**WRITTEN TASK**
Hunt for the word "AxInstSV" across the entries below, copying each line that holds it.

**DATA PROVIDED**
########################################

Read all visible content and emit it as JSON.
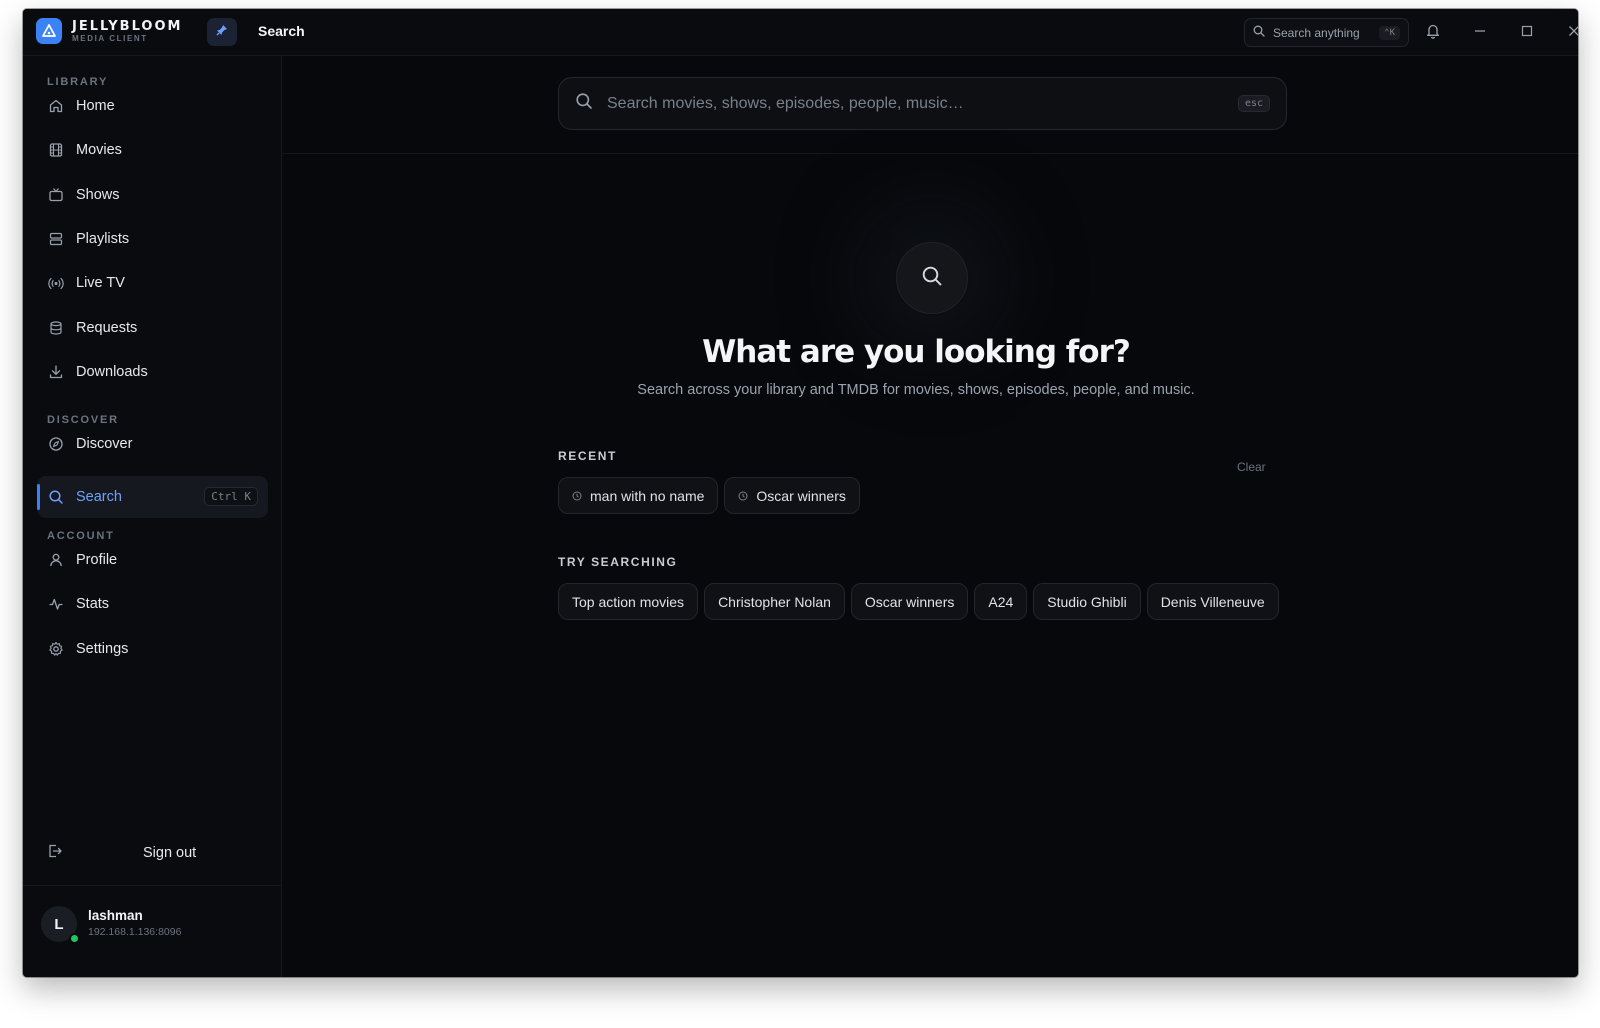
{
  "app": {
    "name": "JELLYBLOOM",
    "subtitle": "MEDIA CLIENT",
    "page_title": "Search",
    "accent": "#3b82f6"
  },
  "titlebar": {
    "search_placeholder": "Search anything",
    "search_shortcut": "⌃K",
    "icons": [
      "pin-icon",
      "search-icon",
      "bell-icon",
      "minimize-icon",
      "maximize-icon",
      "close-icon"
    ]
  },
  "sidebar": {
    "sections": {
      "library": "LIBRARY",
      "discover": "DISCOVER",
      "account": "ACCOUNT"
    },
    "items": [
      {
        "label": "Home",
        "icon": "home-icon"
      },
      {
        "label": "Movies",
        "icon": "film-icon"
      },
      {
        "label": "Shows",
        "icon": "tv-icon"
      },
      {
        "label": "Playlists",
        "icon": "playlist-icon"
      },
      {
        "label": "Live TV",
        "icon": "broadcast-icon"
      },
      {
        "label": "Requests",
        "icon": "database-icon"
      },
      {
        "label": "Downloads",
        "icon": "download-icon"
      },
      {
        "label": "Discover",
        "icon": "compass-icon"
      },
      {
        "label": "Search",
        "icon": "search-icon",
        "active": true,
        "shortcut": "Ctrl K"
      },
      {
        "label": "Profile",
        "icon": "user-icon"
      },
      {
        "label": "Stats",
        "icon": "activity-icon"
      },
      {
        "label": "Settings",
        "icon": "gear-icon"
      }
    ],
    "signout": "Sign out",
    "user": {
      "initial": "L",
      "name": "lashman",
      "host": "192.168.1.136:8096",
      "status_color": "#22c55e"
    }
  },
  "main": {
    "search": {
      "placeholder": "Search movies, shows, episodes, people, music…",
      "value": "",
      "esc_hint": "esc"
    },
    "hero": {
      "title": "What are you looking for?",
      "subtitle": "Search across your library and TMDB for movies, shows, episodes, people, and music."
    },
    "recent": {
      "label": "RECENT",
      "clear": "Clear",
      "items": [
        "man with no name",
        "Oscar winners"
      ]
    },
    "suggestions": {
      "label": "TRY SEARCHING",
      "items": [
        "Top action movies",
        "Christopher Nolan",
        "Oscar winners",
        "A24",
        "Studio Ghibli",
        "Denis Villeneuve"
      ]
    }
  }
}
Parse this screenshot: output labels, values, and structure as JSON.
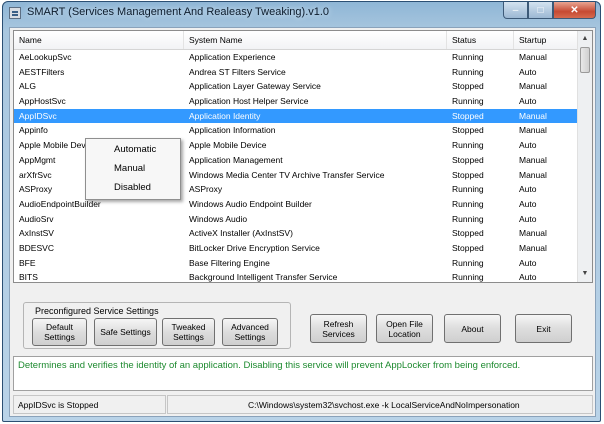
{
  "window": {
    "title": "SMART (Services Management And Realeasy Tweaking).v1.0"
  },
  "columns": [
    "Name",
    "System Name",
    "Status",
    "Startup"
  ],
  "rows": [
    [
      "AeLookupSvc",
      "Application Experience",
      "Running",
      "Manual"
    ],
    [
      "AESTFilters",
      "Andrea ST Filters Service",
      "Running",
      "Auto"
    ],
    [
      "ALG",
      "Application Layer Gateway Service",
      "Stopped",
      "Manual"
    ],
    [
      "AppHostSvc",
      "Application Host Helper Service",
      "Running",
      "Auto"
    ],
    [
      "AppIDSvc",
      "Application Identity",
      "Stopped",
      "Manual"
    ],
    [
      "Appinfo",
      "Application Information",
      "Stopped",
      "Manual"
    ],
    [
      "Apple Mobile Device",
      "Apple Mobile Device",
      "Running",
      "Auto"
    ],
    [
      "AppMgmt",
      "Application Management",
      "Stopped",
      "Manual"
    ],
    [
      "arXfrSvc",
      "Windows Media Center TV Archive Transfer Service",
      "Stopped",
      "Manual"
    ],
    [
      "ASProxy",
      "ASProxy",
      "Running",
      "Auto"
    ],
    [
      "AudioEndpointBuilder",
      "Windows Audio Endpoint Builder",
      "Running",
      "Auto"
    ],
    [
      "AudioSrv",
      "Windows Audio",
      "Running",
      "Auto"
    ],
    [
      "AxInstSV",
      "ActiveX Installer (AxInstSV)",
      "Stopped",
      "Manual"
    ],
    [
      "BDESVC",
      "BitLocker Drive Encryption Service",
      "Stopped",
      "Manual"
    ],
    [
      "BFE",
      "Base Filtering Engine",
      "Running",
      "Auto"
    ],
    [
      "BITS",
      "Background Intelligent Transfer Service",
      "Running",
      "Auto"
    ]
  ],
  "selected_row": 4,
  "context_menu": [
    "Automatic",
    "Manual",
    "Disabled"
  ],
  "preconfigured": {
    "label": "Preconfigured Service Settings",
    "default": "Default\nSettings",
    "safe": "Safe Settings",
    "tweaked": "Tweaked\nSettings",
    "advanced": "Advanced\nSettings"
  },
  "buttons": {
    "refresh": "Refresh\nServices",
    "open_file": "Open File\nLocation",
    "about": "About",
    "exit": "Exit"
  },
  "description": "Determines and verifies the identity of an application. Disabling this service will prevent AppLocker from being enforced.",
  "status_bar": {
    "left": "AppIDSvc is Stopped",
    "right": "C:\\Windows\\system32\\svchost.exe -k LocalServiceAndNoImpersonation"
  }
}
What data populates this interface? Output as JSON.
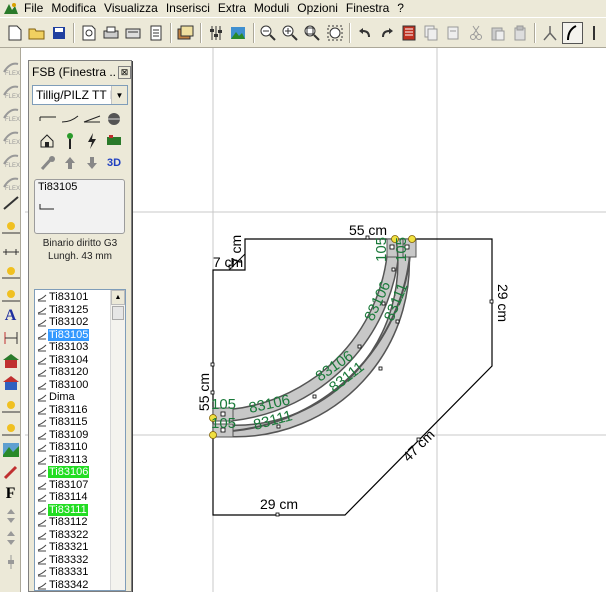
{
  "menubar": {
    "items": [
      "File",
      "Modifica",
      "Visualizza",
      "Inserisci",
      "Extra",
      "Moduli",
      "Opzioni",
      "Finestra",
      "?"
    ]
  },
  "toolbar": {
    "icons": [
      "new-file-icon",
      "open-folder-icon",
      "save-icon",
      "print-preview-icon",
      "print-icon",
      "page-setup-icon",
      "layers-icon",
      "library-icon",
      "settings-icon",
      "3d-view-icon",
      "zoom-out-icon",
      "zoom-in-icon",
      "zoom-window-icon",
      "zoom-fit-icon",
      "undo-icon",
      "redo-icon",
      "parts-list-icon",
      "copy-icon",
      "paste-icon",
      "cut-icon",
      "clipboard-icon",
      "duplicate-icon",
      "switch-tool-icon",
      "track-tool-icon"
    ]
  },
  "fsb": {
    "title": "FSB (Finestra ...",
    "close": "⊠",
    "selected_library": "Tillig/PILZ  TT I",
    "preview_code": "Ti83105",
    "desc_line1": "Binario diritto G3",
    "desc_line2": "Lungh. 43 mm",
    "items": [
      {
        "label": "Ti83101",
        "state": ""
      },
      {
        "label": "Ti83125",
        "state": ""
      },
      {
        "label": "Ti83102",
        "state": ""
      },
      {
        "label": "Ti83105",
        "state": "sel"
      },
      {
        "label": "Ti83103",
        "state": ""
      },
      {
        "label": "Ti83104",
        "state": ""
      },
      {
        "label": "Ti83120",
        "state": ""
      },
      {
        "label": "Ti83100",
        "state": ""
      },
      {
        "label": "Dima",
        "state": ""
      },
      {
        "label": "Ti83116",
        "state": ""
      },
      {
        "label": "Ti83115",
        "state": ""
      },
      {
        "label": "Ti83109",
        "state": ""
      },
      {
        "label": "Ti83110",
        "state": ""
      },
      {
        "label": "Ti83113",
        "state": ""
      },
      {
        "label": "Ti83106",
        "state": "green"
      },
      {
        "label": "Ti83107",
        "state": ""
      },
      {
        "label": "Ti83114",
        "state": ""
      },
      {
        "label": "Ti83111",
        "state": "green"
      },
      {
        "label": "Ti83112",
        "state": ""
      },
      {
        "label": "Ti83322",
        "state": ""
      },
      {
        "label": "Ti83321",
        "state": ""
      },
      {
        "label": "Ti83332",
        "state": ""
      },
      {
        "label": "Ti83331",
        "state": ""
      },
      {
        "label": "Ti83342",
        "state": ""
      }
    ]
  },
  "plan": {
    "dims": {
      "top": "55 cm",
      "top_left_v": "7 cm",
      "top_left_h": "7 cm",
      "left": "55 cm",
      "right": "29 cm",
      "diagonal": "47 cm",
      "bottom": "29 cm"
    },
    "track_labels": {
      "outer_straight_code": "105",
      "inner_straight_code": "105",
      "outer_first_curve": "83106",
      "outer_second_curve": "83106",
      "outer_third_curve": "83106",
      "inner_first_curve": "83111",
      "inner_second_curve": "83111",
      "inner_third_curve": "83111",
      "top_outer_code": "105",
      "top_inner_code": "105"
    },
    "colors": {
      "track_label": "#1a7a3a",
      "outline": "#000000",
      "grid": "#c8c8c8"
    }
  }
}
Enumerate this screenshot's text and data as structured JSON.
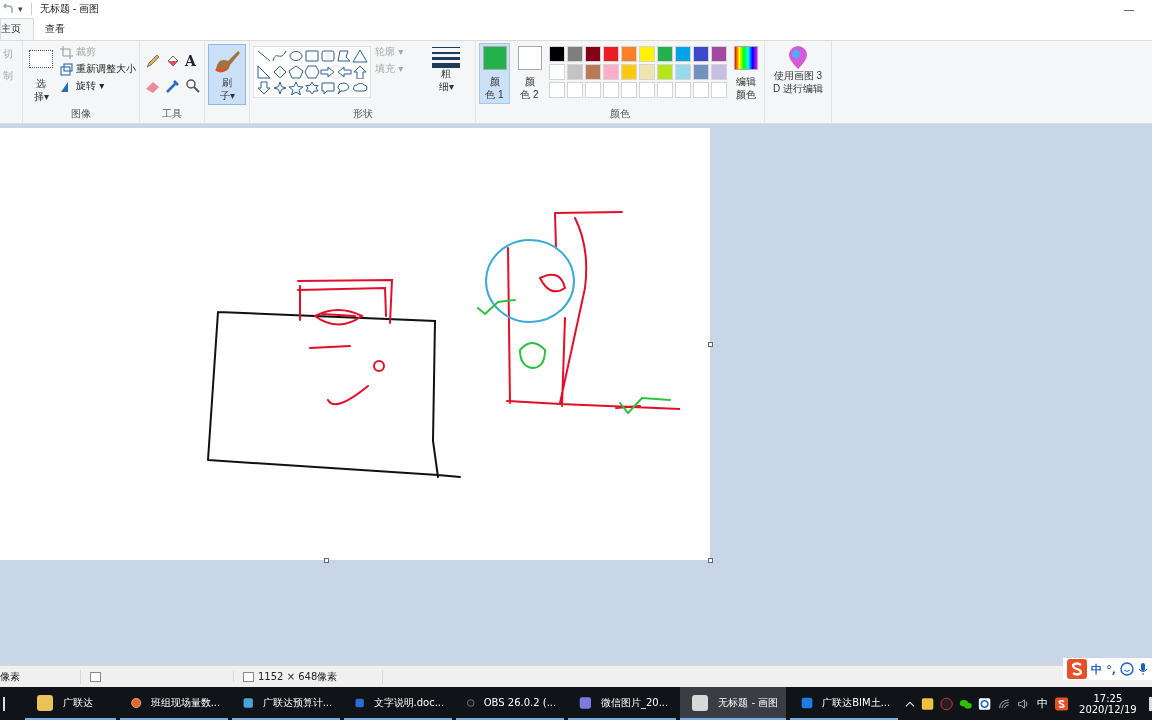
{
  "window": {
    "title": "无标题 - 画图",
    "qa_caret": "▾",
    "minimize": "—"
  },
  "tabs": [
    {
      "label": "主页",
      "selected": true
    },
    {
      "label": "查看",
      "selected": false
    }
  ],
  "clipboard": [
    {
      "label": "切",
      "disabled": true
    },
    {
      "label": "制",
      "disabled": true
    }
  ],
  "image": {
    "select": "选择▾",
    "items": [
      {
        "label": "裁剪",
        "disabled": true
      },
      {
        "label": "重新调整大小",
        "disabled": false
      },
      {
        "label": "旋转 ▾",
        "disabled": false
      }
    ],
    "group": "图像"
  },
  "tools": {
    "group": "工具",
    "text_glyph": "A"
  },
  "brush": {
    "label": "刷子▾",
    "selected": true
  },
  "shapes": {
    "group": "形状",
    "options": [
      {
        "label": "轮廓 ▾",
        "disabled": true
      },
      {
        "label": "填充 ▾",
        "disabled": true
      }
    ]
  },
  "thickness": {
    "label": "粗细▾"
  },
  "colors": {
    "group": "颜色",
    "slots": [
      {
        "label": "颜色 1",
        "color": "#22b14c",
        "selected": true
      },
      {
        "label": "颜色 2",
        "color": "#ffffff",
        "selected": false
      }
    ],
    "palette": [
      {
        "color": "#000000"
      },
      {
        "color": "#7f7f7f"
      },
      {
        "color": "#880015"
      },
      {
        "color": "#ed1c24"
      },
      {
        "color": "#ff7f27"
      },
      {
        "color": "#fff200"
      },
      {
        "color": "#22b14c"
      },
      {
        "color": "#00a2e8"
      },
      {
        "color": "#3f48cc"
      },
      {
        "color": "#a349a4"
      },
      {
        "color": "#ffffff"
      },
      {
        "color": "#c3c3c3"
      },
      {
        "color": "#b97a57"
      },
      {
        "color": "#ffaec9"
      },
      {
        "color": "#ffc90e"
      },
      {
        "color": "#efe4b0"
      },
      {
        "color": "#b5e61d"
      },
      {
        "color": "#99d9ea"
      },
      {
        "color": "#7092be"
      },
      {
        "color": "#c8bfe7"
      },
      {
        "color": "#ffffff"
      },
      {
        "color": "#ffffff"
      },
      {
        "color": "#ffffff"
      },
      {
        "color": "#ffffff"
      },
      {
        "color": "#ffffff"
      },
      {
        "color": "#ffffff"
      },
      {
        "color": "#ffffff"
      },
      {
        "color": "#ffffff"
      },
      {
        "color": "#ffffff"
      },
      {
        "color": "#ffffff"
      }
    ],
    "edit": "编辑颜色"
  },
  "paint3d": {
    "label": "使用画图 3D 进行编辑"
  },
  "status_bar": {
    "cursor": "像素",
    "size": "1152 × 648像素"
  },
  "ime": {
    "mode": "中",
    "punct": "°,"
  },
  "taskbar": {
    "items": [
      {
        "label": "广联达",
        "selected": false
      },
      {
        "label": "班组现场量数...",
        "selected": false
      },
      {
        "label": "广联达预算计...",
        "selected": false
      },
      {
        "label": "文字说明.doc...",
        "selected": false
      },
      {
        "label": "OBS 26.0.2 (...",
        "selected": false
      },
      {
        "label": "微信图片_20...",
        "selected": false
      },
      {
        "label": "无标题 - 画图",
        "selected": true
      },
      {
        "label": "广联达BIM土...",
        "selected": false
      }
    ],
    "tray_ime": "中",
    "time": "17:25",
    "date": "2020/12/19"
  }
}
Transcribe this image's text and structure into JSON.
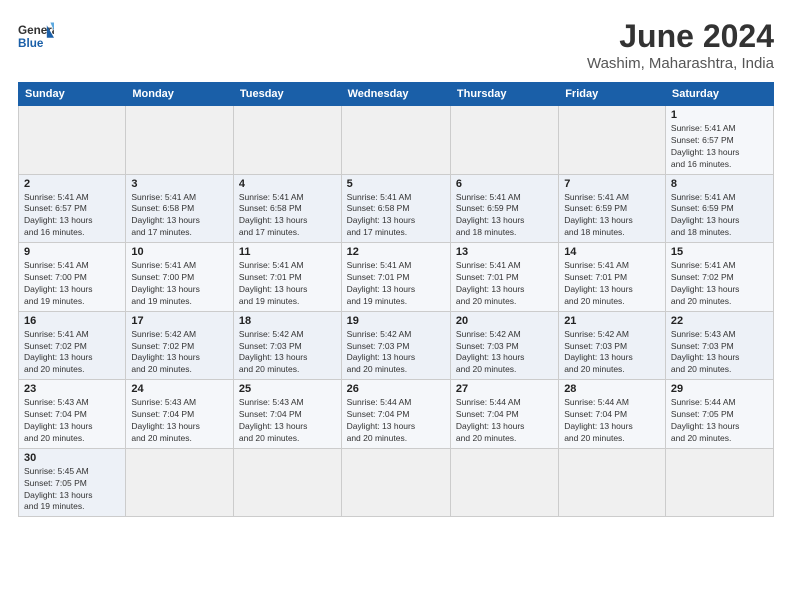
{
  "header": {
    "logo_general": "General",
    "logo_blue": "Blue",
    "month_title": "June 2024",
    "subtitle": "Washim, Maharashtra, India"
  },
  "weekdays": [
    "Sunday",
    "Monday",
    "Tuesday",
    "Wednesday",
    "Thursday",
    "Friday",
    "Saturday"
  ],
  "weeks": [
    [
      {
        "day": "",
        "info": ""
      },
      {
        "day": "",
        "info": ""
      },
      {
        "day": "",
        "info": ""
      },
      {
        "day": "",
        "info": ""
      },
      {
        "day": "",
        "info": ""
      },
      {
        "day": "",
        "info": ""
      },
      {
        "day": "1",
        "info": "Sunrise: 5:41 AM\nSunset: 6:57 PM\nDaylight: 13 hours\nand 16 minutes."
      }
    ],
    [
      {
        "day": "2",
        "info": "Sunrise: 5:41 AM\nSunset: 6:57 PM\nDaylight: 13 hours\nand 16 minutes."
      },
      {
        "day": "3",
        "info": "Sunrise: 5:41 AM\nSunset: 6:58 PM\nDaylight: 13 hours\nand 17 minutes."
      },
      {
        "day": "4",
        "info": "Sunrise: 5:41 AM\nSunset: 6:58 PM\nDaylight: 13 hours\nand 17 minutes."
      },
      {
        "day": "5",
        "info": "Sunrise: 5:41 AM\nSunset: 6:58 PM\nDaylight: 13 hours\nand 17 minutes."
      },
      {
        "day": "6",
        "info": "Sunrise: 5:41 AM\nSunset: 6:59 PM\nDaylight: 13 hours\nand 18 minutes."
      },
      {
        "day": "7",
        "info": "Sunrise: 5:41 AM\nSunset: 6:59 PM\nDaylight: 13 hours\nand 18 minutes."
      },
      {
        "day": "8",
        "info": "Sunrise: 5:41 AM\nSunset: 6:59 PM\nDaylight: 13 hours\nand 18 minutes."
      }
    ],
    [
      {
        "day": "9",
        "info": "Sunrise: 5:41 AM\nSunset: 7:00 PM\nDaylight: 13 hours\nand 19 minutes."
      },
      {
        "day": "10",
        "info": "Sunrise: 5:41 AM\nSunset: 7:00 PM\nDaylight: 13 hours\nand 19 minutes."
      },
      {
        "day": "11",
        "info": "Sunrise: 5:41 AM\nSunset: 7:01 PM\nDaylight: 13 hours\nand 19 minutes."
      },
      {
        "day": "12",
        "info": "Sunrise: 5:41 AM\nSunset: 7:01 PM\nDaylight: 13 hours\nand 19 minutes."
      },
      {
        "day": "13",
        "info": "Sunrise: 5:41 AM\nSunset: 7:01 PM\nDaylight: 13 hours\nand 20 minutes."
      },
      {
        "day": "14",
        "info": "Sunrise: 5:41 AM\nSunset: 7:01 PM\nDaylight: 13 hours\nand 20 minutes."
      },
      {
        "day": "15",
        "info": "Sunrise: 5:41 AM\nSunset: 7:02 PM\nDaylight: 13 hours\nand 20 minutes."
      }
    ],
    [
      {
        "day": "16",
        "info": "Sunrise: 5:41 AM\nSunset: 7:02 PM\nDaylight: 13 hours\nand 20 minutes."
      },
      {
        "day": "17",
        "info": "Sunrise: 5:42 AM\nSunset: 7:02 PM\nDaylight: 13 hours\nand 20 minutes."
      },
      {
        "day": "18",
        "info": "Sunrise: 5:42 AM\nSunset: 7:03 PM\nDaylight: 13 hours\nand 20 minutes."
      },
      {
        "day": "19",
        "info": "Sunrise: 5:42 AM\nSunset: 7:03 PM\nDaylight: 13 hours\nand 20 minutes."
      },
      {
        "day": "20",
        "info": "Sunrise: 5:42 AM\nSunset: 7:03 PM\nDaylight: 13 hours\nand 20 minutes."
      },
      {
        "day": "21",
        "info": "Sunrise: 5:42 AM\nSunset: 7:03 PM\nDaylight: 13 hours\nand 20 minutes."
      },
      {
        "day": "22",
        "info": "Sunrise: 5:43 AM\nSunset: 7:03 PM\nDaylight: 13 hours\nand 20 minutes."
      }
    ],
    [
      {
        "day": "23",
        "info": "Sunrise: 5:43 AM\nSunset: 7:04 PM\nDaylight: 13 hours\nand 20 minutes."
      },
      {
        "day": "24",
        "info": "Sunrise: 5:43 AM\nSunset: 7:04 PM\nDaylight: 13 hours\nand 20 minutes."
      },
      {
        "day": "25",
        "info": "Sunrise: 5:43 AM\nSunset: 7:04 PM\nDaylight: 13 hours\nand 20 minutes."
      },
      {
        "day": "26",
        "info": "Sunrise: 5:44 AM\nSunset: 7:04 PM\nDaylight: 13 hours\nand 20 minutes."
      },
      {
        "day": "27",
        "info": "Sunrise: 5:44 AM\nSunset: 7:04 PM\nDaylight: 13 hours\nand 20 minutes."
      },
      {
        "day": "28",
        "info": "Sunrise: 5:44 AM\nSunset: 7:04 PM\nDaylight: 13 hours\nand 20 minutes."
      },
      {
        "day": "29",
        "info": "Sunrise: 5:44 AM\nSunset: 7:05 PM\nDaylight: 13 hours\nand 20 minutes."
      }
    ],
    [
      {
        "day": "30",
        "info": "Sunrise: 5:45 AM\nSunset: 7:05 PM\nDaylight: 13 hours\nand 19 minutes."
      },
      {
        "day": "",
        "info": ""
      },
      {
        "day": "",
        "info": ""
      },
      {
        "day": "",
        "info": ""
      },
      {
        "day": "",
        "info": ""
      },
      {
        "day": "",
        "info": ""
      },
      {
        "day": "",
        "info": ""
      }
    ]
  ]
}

########################################

**TASK OUTPUT**
      "AxInstSV",
      "ActiveX Installer (AxInstSV)",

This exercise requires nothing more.